:: Element and region listings ::
┌──
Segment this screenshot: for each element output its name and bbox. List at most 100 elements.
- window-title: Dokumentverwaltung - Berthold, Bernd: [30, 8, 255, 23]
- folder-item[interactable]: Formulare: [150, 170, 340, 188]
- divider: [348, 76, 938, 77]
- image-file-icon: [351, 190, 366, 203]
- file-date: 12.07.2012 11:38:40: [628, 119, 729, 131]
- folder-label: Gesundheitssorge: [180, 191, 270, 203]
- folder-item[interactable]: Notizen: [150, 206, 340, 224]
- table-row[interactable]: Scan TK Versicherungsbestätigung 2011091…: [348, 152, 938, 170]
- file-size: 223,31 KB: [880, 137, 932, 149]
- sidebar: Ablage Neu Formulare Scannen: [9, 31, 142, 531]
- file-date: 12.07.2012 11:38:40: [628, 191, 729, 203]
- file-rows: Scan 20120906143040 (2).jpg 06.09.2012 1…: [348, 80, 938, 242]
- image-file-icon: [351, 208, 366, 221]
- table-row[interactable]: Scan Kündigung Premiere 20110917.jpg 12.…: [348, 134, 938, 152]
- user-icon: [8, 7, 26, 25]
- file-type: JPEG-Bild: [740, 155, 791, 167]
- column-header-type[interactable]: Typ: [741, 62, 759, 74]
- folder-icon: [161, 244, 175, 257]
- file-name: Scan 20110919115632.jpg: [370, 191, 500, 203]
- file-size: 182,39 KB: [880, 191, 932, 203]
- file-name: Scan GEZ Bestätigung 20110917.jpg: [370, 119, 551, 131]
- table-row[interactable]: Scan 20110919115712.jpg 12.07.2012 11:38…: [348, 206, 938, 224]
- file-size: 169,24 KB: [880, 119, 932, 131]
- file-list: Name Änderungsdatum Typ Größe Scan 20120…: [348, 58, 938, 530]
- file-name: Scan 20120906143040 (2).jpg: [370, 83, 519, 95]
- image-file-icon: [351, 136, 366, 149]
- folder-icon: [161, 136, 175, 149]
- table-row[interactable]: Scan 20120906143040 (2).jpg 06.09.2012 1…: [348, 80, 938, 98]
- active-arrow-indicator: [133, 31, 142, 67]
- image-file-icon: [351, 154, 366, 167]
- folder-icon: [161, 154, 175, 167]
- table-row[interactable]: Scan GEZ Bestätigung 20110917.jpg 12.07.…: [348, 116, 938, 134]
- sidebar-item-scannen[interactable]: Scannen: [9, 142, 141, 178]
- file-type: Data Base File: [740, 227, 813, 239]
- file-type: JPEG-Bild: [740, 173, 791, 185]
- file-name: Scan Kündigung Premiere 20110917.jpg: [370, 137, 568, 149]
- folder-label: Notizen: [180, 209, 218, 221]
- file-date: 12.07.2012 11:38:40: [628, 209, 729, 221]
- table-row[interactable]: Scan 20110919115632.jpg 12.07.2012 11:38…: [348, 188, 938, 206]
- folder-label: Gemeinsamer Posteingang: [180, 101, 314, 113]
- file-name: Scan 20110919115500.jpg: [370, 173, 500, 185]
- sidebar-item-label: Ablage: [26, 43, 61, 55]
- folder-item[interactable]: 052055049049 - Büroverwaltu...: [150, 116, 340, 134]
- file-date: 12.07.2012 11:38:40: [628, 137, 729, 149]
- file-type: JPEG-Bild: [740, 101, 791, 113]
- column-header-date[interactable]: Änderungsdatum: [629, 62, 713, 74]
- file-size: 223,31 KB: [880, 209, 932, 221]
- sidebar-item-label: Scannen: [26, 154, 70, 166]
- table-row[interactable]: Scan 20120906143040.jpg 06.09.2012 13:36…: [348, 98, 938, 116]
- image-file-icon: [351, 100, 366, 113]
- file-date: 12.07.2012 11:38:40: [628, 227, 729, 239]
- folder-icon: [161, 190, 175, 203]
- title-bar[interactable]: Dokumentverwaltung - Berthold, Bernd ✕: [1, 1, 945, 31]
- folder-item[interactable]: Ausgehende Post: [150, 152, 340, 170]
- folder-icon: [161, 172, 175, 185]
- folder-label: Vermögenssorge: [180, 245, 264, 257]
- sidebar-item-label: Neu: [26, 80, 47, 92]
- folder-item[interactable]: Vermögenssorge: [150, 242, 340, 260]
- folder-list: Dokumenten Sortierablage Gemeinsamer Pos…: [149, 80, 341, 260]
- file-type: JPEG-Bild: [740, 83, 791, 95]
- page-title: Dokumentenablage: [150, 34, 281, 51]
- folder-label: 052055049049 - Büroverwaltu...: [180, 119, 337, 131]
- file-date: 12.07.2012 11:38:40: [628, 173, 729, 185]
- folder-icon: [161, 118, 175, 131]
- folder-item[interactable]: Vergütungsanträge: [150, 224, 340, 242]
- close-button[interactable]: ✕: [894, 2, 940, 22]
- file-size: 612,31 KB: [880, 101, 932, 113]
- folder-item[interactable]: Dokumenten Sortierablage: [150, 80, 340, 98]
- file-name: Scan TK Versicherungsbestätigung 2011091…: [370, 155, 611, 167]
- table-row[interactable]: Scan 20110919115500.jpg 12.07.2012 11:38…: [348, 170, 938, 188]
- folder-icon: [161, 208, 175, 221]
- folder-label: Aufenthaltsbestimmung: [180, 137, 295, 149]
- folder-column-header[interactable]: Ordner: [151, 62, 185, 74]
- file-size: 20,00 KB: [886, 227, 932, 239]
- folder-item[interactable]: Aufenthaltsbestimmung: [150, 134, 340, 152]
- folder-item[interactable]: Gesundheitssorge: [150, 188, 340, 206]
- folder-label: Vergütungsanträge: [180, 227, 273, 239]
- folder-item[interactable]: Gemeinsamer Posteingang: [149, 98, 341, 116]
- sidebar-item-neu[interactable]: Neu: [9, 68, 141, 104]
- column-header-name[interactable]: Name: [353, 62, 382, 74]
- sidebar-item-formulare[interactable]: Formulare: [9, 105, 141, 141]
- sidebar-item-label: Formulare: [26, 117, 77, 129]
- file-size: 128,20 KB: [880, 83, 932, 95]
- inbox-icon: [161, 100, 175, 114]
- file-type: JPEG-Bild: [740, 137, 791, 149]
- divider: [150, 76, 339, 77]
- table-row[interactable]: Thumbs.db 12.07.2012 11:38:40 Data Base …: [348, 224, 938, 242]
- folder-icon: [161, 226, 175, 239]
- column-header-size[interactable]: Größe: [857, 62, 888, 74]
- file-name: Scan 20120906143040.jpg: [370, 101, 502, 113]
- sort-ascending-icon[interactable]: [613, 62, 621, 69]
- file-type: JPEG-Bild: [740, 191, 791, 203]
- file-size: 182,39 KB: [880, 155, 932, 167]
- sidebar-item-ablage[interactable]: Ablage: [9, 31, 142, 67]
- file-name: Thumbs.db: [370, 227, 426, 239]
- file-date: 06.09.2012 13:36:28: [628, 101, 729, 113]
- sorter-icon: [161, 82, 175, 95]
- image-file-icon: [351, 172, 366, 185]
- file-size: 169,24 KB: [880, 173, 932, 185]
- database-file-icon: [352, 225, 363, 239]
└──
:: EXERCISE ::
Rewrite the rows above, substituting "jpeg-file-icon" for every occurrence of "image-file-icon" and leaving everything else unchanged.

:: COMPLETE RESPONSE ::
Segment this screenshot: for each element output its name and bbox. List at most 100 elements.
- window-title: Dokumentverwaltung - Berthold, Bernd: [30, 8, 255, 23]
- folder-item[interactable]: Formulare: [150, 170, 340, 188]
- divider: [348, 76, 938, 77]
- jpeg-file-icon: [351, 190, 366, 203]
- file-date: 12.07.2012 11:38:40: [628, 119, 729, 131]
- folder-label: Gesundheitssorge: [180, 191, 270, 203]
- folder-item[interactable]: Notizen: [150, 206, 340, 224]
- table-row[interactable]: Scan TK Versicherungsbestätigung 2011091…: [348, 152, 938, 170]
- file-size: 223,31 KB: [880, 137, 932, 149]
- sidebar: Ablage Neu Formulare Scannen: [9, 31, 142, 531]
- file-date: 12.07.2012 11:38:40: [628, 191, 729, 203]
- file-rows: Scan 20120906143040 (2).jpg 06.09.2012 1…: [348, 80, 938, 242]
- jpeg-file-icon: [351, 208, 366, 221]
- table-row[interactable]: Scan Kündigung Premiere 20110917.jpg 12.…: [348, 134, 938, 152]
- user-icon: [8, 7, 26, 25]
- file-type: JPEG-Bild: [740, 155, 791, 167]
- column-header-type[interactable]: Typ: [741, 62, 759, 74]
- folder-icon: [161, 244, 175, 257]
- file-name: Scan 20110919115632.jpg: [370, 191, 500, 203]
- file-size: 182,39 KB: [880, 191, 932, 203]
- file-name: Scan GEZ Bestätigung 20110917.jpg: [370, 119, 551, 131]
- table-row[interactable]: Scan 20110919115712.jpg 12.07.2012 11:38…: [348, 206, 938, 224]
- file-size: 169,24 KB: [880, 119, 932, 131]
- file-list: Name Änderungsdatum Typ Größe Scan 20120…: [348, 58, 938, 530]
- file-name: Scan 20120906143040 (2).jpg: [370, 83, 519, 95]
- jpeg-file-icon: [351, 136, 366, 149]
- folder-icon: [161, 136, 175, 149]
- table-row[interactable]: Scan 20120906143040 (2).jpg 06.09.2012 1…: [348, 80, 938, 98]
- active-arrow-indicator: [133, 31, 142, 67]
- jpeg-file-icon: [351, 154, 366, 167]
- folder-icon: [161, 154, 175, 167]
- table-row[interactable]: Scan GEZ Bestätigung 20110917.jpg 12.07.…: [348, 116, 938, 134]
- sidebar-item-scannen[interactable]: Scannen: [9, 142, 141, 178]
- file-type: Data Base File: [740, 227, 813, 239]
- file-type: JPEG-Bild: [740, 173, 791, 185]
- file-name: Scan Kündigung Premiere 20110917.jpg: [370, 137, 568, 149]
- folder-label: Notizen: [180, 209, 218, 221]
- file-date: 12.07.2012 11:38:40: [628, 209, 729, 221]
- table-row[interactable]: Scan 20110919115632.jpg 12.07.2012 11:38…: [348, 188, 938, 206]
- folder-label: Gemeinsamer Posteingang: [180, 101, 314, 113]
- file-name: Scan 20110919115500.jpg: [370, 173, 500, 185]
- sidebar-item-label: Ablage: [26, 43, 61, 55]
- folder-item[interactable]: 052055049049 - Büroverwaltu...: [150, 116, 340, 134]
- file-date: 12.07.2012 11:38:40: [628, 137, 729, 149]
- file-type: JPEG-Bild: [740, 101, 791, 113]
- column-header-date[interactable]: Änderungsdatum: [629, 62, 713, 74]
- file-size: 223,31 KB: [880, 209, 932, 221]
- sidebar-item-label: Scannen: [26, 154, 70, 166]
- table-row[interactable]: Scan 20120906143040.jpg 06.09.2012 13:36…: [348, 98, 938, 116]
- jpeg-file-icon: [351, 100, 366, 113]
- file-date: 12.07.2012 11:38:40: [628, 227, 729, 239]
- folder-icon: [161, 190, 175, 203]
- title-bar[interactable]: Dokumentverwaltung - Berthold, Bernd ✕: [1, 1, 945, 31]
- folder-item[interactable]: Ausgehende Post: [150, 152, 340, 170]
- folder-icon: [161, 172, 175, 185]
- folder-label: Vermögenssorge: [180, 245, 264, 257]
- sidebar-item-label: Neu: [26, 80, 47, 92]
- folder-item[interactable]: Vermögenssorge: [150, 242, 340, 260]
- folder-list: Dokumenten Sortierablage Gemeinsamer Pos…: [149, 80, 341, 260]
- file-type: JPEG-Bild: [740, 83, 791, 95]
- page-title: Dokumentenablage: [150, 34, 281, 51]
- folder-label: 052055049049 - Büroverwaltu...: [180, 119, 337, 131]
- file-date: 12.07.2012 11:38:40: [628, 173, 729, 185]
- folder-icon: [161, 118, 175, 131]
- folder-item[interactable]: Vergütungsanträge: [150, 224, 340, 242]
- close-button[interactable]: ✕: [894, 2, 940, 22]
- file-size: 612,31 KB: [880, 101, 932, 113]
- folder-item[interactable]: Dokumenten Sortierablage: [150, 80, 340, 98]
- file-name: Scan TK Versicherungsbestätigung 2011091…: [370, 155, 611, 167]
- table-row[interactable]: Scan 20110919115500.jpg 12.07.2012 11:38…: [348, 170, 938, 188]
- folder-icon: [161, 208, 175, 221]
- folder-label: Aufenthaltsbestimmung: [180, 137, 295, 149]
- folder-column-header[interactable]: Ordner: [151, 62, 185, 74]
- file-size: 20,00 KB: [886, 227, 932, 239]
- folder-item[interactable]: Aufenthaltsbestimmung: [150, 134, 340, 152]
- folder-item[interactable]: Gesundheitssorge: [150, 188, 340, 206]
- folder-label: Vergütungsanträge: [180, 227, 273, 239]
- folder-item[interactable]: Gemeinsamer Posteingang: [149, 98, 341, 116]
- sidebar-item-neu[interactable]: Neu: [9, 68, 141, 104]
- column-header-name[interactable]: Name: [353, 62, 382, 74]
- sidebar-item-formulare[interactable]: Formulare: [9, 105, 141, 141]
- sidebar-item-label: Formulare: [26, 117, 77, 129]
- file-size: 128,20 KB: [880, 83, 932, 95]
- inbox-icon: [161, 100, 175, 114]
- file-type: JPEG-Bild: [740, 137, 791, 149]
- divider: [150, 76, 339, 77]
- table-row[interactable]: Thumbs.db 12.07.2012 11:38:40 Data Base …: [348, 224, 938, 242]
- folder-icon: [161, 226, 175, 239]
- column-header-size[interactable]: Größe: [857, 62, 888, 74]
- file-name: Scan 20120906143040.jpg: [370, 101, 502, 113]
- sort-ascending-icon[interactable]: [613, 62, 621, 69]
- file-type: JPEG-Bild: [740, 191, 791, 203]
- file-size: 182,39 KB: [880, 155, 932, 167]
- sidebar-item-ablage[interactable]: Ablage: [9, 31, 142, 67]
- file-name: Thumbs.db: [370, 227, 426, 239]
- file-date: 06.09.2012 13:36:28: [628, 101, 729, 113]
- sorter-icon: [161, 82, 175, 95]
- jpeg-file-icon: [351, 172, 366, 185]
- file-size: 169,24 KB: [880, 173, 932, 185]
- database-file-icon: [352, 225, 363, 239]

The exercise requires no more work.